Check every line below for the word "data" and copy the ones that have it.

### Records for the exercise ###

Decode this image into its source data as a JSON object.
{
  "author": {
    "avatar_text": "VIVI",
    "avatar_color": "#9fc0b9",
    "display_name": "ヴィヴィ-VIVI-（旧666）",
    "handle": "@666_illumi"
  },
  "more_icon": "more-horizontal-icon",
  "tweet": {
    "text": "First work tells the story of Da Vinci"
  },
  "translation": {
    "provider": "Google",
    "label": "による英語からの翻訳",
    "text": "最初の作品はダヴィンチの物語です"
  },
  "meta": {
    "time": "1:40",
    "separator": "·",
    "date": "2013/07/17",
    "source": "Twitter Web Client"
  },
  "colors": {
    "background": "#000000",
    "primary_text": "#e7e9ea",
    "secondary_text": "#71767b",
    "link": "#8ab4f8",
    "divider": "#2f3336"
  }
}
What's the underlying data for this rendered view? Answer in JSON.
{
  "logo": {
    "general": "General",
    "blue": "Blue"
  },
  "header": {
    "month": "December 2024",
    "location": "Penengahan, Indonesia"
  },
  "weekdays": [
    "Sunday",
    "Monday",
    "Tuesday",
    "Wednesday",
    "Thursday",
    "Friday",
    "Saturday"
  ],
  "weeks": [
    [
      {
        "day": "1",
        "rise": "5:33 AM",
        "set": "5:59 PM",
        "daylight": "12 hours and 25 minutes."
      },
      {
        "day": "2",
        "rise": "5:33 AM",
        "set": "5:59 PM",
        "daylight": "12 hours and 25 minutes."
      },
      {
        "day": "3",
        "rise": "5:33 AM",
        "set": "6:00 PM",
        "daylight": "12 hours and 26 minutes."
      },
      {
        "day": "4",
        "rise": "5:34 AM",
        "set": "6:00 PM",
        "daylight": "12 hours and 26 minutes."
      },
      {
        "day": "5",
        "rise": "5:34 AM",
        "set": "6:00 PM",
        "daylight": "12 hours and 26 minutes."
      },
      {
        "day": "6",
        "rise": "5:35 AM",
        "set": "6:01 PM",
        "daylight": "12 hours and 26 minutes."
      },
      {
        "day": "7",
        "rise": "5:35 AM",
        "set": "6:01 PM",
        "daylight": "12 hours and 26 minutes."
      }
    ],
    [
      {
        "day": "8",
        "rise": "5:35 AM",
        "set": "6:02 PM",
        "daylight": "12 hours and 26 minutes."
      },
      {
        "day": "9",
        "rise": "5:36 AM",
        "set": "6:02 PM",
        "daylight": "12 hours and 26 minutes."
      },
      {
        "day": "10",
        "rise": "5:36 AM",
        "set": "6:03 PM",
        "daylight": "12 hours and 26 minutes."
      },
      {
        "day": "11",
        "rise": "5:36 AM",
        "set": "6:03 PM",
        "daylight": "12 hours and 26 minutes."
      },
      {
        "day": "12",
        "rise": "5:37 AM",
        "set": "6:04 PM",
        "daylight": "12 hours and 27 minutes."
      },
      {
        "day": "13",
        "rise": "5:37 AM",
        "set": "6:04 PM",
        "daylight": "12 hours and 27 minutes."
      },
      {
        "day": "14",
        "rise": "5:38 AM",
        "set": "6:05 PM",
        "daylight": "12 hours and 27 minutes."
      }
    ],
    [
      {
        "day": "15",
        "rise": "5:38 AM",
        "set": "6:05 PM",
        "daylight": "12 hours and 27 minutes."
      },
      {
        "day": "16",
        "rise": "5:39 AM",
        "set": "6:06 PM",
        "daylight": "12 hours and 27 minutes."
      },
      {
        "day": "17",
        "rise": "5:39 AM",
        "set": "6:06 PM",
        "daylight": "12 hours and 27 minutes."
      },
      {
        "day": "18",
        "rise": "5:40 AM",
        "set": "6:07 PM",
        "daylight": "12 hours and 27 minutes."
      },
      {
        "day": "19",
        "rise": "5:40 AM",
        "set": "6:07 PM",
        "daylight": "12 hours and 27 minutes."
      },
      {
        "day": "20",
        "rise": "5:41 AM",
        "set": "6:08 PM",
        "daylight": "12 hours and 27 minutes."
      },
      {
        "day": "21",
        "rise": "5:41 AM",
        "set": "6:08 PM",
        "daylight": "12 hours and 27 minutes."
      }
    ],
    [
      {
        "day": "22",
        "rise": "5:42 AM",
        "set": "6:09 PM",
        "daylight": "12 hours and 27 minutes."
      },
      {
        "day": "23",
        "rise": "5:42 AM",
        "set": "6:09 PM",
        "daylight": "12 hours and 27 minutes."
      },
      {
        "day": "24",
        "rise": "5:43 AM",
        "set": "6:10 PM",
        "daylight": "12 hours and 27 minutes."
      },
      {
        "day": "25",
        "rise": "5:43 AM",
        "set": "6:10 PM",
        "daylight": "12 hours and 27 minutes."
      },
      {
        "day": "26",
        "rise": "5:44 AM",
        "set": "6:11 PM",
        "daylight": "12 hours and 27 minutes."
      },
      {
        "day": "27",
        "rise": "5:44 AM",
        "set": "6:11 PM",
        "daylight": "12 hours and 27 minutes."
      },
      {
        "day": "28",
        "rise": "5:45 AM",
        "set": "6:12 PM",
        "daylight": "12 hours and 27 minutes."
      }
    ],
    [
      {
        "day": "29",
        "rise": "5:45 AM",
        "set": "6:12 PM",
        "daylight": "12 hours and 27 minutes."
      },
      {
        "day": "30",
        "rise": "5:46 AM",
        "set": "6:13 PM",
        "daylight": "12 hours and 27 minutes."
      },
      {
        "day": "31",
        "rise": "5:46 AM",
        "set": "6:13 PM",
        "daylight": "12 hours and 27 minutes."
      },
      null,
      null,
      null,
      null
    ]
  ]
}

###

### Solution for this task
Decode this image into its source data as a JSON object.
What's the underlying data for this rendered view? Answer in JSON.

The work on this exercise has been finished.